[Extracted records]
####

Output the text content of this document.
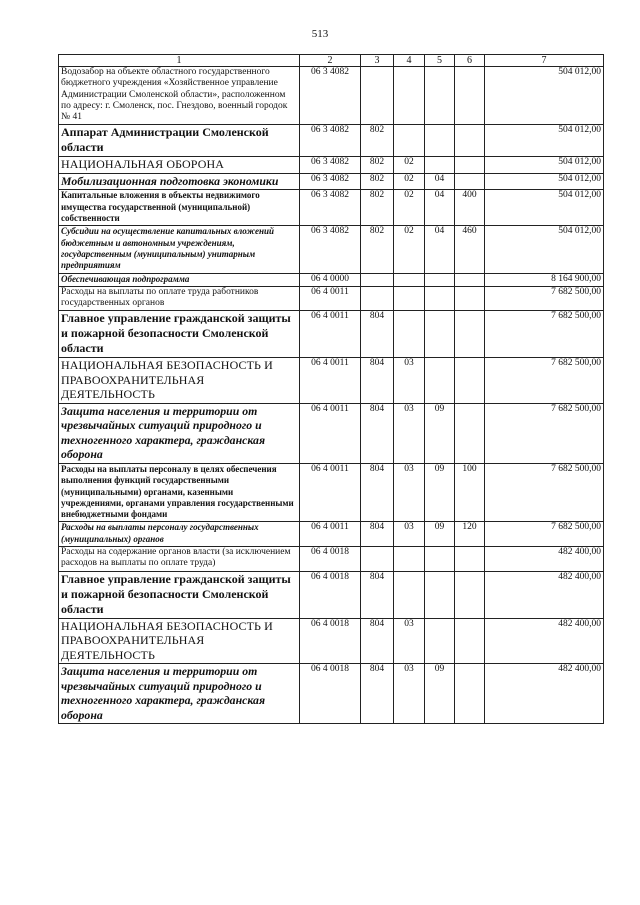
513
1	2	3	4	5	6	7
Водозабор на объекте областного государственного бюджетного учреждения «Хозяйственное управление Администрации Смоленской области», расположенном по адресу: г. Смоленск, пос. Гнездово, военный городок № 41	06 3 4082					504 012,00
Аппарат Администрации Смоленской области	06 3 4082	802				504 012,00
НАЦИОНАЛЬНАЯ ОБОРОНА	06 3 4082	802	02			504 012,00
Мобилизационная подготовка экономики	06 3 4082	802	02	04		504 012,00
Капитальные вложения в объекты недвижимого имущества государственной (муниципальной) собственности	06 3 4082	802	02	04	400	504 012,00
Субсидии на осуществление капитальных вложений бюджетным и автономным учреждениям, государственным (муниципальным) унитарным предприятиям	06 3 4082	802	02	04	460	504 012,00
Обеспечивающая подпрограмма	06 4 0000					8 164 900,00
Расходы на выплаты по оплате труда работников государственных органов	06 4 0011					7 682 500,00
Главное управление гражданской защиты и пожарной безопасности Смоленской области	06 4 0011	804				7 682 500,00
НАЦИОНАЛЬНАЯ БЕЗОПАСНОСТЬ И ПРАВООХРАНИТЕЛЬНАЯ ДЕЯТЕЛЬНОСТЬ	06 4 0011	804	03			7 682 500,00
Защита населения и территории от чрезвычайных ситуаций природного и техногенного характера, гражданская оборона	06 4 0011	804	03	09		7 682 500,00
Расходы на выплаты персоналу в целях обеспечения выполнения функций государственными (муниципальными) органами, казенными учреждениями, органами управления государственными внебюджетными фондами	06 4 0011	804	03	09	100	7 682 500,00
Расходы на выплаты персоналу государственных (муниципальных) органов	06 4 0011	804	03	09	120	7 682 500,00
Расходы на содержание органов власти (за исключением расходов на выплаты по оплате труда)	06 4 0018					482 400,00
Главное управление гражданской защиты и пожарной безопасности Смоленской области	06 4 0018	804				482 400,00
НАЦИОНАЛЬНАЯ БЕЗОПАСНОСТЬ И ПРАВООХРАНИТЕЛЬНАЯ ДЕЯТЕЛЬНОСТЬ	06 4 0018	804	03			482 400,00
Защита населения и территории от чрезвычайных ситуаций природного и техногенного характера, гражданская оборона	06 4 0018	804	03	09		482 400,00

####

TASK GOAL: Copy out all of the data word for word. Do not carry over any picture.

ANSWER TO THE TASK:
Output the text content of this document.
513
1	2	3	4	5	6	7
Водозабор на объекте областного государственного бюджетного учреждения «Хозяйственное управление Администрации Смоленской области», расположенном по адресу: г. Смоленск, пос. Гнездово, военный городок № 41	06 3 4082					504 012,00
Аппарат Администрации Смоленской области	06 3 4082	802				504 012,00
НАЦИОНАЛЬНАЯ ОБОРОНА	06 3 4082	802	02			504 012,00
Мобилизационная подготовка экономики	06 3 4082	802	02	04		504 012,00
Капитальные вложения в объекты недвижимого имущества государственной (муниципальной) собственности	06 3 4082	802	02	04	400	504 012,00
Субсидии на осуществление капитальных вложений бюджетным и автономным учреждениям, государственным (муниципальным) унитарным предприятиям	06 3 4082	802	02	04	460	504 012,00
Обеспечивающая подпрограмма	06 4 0000					8 164 900,00
Расходы на выплаты по оплате труда работников государственных органов	06 4 0011					7 682 500,00
Главное управление гражданской защиты и пожарной безопасности Смоленской области	06 4 0011	804				7 682 500,00
НАЦИОНАЛЬНАЯ БЕЗОПАСНОСТЬ И ПРАВООХРАНИТЕЛЬНАЯ ДЕЯТЕЛЬНОСТЬ	06 4 0011	804	03			7 682 500,00
Защита населения и территории от чрезвычайных ситуаций природного и техногенного характера, гражданская оборона	06 4 0011	804	03	09		7 682 500,00
Расходы на выплаты персоналу в целях обеспечения выполнения функций государственными (муниципальными) органами, казенными учреждениями, органами управления государственными внебюджетными фондами	06 4 0011	804	03	09	100	7 682 500,00
Расходы на выплаты персоналу государственных (муниципальных) органов	06 4 0011	804	03	09	120	7 682 500,00
Расходы на содержание органов власти (за исключением расходов на выплаты по оплате труда)	06 4 0018					482 400,00
Главное управление гражданской защиты и пожарной безопасности Смоленской области	06 4 0018	804				482 400,00
НАЦИОНАЛЬНАЯ БЕЗОПАСНОСТЬ И ПРАВООХРАНИТЕЛЬНАЯ ДЕЯТЕЛЬНОСТЬ	06 4 0018	804	03			482 400,00
Защита населения и территории от чрезвычайных ситуаций природного и техногенного характера, гражданская оборона	06 4 0018	804	03	09		482 400,00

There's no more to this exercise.